◆ **Page**:
# A Poor College Student's Modest Bedroom HT Setup



## lalakersfan34

Well, since some of you asked (or demanded), I decided to acquiesce, wave the white flag, and take some pictures :surrender:. Again, it's nothing too spectacular, but in the tiny <1,000 cubic foot room, this setup can rock pretty well. 


Here's the list of gear as shown in this first post 
*EDIT: NEW LAYOUT PICS AND UPDATED EQUIPMENT LIST IN POST 17*:

Screen: Samsung 4042H 40" 720p LCD HDTV
Receiver: Marantz SR4001
HD DVD: Toshiba A3
Blu-Ray/Games: 320 GB Playstation 3
Front Speakers: JBL Venue Stage
Center Speaker: JBL Studio Series S-Center II
Surrounds: JBL Venue Tour
Back Surrounds: JBL Venue Tour
Subwoofers: Two SVS PB10-NSD


OK, now for the pictures of my modest setup. I apologize for the blurriness. I used a very old digital camera with no stabilization feature, so it's almost impossible to take pristine pictures.

Incidentally, the little Sony speakers in the corners are remnants from my very first foray into HT. I've just been too lazy to take them down


----------



## Prof.

lalakersfan34 said:


> this setup can rock pretty well.


I bet it ROCKS!!! in that little room..:hsd:
Looks like a great set up...Do you get any complaints from others nearby?


----------



## lalakersfan34

Hey, thanks a lot. I know I like it .

Actually, I haven't had any neighbor complaints. My walls are probably at least 25-30 feet from the nearest neighbor walls. The walls are very well insulated, and my window is dual pane, so the sound really isn't too bad. Sure, if I'm cranking a movie at reference you can hear it outside, but it's not all that loud outside, and if my neighbors are in their house, they probably wouldn't even hear it.

The only people I annoy when I play movies at reference is my own family . Even then it isn't bad, because my room is at the end of a hallway. My room has a solid core door I can close, and there's another solid core door at the other end of the hall about 15 feet down. If my family is watching TV in the other room, they don't really hear anything. Sure, if they're just sitting reading they can hear it a bit, but I've really lucked out with where my room is, because I can get away with cranking things pretty loud with no repercussions :yay:.

◆ **Provided material**:

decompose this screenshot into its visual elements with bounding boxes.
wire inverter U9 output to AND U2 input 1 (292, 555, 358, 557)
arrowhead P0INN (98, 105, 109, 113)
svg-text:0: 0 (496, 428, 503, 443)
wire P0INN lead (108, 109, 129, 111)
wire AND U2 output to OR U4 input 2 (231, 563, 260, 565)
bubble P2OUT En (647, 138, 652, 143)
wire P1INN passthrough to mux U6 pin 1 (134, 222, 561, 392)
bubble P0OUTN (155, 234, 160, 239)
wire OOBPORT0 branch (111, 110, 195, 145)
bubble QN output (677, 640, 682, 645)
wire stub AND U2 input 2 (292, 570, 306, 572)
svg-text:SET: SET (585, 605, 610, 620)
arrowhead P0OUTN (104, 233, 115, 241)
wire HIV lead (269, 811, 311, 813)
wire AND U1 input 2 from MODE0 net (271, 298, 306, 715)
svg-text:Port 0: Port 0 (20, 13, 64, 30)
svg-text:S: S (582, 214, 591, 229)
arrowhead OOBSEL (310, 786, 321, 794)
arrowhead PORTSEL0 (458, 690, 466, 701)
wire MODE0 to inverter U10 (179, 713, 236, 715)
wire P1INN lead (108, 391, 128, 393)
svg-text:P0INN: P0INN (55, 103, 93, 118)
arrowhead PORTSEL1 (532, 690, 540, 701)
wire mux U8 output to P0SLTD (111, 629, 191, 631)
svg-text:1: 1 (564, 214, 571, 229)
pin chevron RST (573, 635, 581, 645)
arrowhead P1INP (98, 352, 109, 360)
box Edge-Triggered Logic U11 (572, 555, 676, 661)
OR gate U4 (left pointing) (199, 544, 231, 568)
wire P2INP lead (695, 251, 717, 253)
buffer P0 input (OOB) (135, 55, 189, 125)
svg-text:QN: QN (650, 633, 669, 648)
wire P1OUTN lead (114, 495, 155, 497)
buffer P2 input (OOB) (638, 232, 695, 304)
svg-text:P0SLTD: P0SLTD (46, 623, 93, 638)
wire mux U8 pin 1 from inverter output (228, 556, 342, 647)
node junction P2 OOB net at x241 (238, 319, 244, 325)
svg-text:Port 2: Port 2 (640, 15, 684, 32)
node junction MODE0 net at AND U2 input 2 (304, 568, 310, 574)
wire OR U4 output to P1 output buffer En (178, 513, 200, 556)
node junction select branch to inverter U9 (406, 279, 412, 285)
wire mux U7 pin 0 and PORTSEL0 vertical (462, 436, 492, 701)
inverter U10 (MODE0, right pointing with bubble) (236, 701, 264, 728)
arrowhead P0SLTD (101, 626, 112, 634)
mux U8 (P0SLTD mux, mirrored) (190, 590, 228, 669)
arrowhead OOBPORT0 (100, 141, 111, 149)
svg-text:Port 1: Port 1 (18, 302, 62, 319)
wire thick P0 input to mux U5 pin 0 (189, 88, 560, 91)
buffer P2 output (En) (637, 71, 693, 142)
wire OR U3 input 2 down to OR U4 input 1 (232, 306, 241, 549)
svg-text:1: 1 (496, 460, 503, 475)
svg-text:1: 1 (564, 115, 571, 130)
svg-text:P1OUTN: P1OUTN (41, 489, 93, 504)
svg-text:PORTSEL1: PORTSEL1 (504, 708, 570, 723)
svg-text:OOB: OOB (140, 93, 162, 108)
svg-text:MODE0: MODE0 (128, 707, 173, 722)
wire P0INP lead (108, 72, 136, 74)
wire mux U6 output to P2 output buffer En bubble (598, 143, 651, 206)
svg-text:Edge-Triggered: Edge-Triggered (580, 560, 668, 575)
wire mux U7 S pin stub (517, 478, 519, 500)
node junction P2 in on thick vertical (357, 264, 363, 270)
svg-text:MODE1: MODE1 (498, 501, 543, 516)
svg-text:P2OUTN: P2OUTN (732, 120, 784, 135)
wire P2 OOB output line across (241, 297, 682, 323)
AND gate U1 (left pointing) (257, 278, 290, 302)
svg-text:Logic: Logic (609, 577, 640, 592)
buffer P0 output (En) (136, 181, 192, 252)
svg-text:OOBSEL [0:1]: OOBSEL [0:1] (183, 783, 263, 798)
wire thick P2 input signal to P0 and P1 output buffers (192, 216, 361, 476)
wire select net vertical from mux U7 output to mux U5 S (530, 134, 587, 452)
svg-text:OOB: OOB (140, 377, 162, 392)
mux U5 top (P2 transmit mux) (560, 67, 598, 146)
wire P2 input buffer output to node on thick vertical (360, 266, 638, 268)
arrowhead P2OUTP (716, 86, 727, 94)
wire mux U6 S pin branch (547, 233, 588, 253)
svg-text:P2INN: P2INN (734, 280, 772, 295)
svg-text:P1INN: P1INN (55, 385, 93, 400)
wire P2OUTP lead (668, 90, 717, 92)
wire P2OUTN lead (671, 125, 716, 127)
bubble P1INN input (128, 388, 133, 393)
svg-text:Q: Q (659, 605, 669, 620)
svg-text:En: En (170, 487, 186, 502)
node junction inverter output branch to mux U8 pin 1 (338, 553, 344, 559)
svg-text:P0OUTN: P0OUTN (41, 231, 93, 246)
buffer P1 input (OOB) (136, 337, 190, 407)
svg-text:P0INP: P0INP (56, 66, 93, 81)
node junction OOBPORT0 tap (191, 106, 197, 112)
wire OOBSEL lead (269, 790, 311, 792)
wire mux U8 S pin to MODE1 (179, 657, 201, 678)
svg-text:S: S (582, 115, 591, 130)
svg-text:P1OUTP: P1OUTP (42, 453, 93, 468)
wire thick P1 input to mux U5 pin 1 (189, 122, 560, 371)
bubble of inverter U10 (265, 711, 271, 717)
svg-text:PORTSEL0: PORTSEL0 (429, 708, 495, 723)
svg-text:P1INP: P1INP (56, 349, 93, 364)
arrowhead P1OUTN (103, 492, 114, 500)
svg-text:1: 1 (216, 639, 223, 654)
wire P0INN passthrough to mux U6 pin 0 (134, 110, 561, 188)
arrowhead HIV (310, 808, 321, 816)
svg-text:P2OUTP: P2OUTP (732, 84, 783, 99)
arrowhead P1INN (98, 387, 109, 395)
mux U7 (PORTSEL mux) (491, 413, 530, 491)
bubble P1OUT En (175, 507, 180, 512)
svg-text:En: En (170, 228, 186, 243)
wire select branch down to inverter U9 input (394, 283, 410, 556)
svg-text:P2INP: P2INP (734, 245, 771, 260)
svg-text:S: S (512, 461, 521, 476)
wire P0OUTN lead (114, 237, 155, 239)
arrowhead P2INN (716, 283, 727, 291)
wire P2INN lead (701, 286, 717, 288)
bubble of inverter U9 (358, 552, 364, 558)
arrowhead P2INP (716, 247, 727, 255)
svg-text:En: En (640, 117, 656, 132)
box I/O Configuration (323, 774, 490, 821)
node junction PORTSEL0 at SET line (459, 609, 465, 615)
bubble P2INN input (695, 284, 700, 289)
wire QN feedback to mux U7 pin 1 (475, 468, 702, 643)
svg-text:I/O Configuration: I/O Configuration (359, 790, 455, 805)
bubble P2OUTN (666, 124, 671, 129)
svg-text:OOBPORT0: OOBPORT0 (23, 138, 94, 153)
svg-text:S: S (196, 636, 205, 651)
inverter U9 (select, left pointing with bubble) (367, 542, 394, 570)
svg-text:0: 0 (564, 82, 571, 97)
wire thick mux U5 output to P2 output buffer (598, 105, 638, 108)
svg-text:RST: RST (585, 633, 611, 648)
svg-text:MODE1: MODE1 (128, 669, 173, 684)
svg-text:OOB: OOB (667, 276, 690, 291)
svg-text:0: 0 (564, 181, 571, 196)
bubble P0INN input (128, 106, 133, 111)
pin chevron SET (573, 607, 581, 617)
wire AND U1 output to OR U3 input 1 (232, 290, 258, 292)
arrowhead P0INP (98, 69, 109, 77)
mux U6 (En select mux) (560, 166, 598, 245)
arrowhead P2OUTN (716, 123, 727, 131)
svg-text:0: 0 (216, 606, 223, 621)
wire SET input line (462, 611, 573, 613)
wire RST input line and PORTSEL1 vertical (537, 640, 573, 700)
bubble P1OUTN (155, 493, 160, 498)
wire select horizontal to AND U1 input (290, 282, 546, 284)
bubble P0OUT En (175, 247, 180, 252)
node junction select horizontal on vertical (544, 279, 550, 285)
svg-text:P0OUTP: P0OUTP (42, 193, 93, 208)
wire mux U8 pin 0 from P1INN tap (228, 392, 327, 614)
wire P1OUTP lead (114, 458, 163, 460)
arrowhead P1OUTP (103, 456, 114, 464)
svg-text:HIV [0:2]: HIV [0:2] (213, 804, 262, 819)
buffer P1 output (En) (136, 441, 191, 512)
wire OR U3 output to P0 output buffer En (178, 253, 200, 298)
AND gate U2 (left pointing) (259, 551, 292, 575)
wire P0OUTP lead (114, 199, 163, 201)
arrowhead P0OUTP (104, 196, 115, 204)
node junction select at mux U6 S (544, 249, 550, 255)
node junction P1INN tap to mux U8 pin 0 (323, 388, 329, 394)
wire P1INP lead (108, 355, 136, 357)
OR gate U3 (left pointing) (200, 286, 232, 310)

◆ **Exercises to complete**:
**a.** Using the bedroom home theater thread, decide whether each statement agrees with it: (i) The receiver in the setup is a Marantz SR4001. (ii) The poster has received complaints from neighbors. (iii) The pictures were taken with a camera that has a stabilization feature. For each, answer yes or no and quote the words of the thread that settle it.
**b.** Write the next part of the bedroom home theater thread, starting after its last sentence.
The items play no part in this work.

◆ **Task answers**:
**a.**
(i) Yes: "Receiver: Marantz SR4001"
(ii) No: "Actually, I haven't had any neighbor complaints."
(iii) No: "I used a very old digital camera with no stabilization feature"

**b.**
Speaking of reference, that's why I ended up getting the second PB10 . One couldn't really keep up at those levels, but two is incredible (at least to someone who hasn't heard Ultras, F113's, etc). I've measured uncorrected peaks of about 112dB at the LP and didn't want to go any louder for my own sake. But the PB10's didn't sound like they were compressing, so I think they still had more in the tank.

Anyway, thanks for your interest and encouragement on my little HT. This hobby is addicting, and I'm really glad I found something I enjoy so much.


----------



## eugovector

Wow, very nice setup, and pretty clean too. I gotta think 2 subs is overkill, but I bet a whole line of people would disagree.

One thing I'd do, take a couple chunks of wood and stick them under your TV to raise is up above your center.

Oh, and you've got plenty of room for some acoustic panels  $200 and some labor would go a long way in that room. You'll be blown away by the difference it'll make.

Overall, much nicer than I had most of the way through college. Kudos.


----------



## Prof.

Sounds like an ideal environment..Double glazing works wonders for sound isolation..
That's something I wish I could have had at my previous location..not to keep sound in, but to keep the sounds of heavy traffic out..:gah:

I've since moved to a country region where my nearest neighbor is about a kilometre away!!..and the nearest main road can't even be seen!..so I can play it as loud as like..:yay:


----------



## salvasol

Prof. said:


> ...Do you get any complaints from others nearby?


I think the only complaint will be ..."Not to get invited to watch movies" :bigsmile:

Nice set up Stephen :clap:

I agree with Marshall, put something under your TV so the image is not blocked by center speaker :yes: and if you ever use accoustical panels, it will make a big difference ... you can DIY the panels if you don't want to :spend: a lot :wave:


----------



## lalakersfan34

eugovector said:


> Wow, very nice setup, and pretty clean too. I gotta think 2 subs is overkill, but I bet a whole line of people would disagree.
> 
> One thing I'd do, take a couple chunks of wood and stick them under your TV to raise is up above your center.
> 
> Oh, and you've got plenty of room for some acoustic panels  $200 and some labor would go a long way in that room. You'll be blown away by the difference it'll make.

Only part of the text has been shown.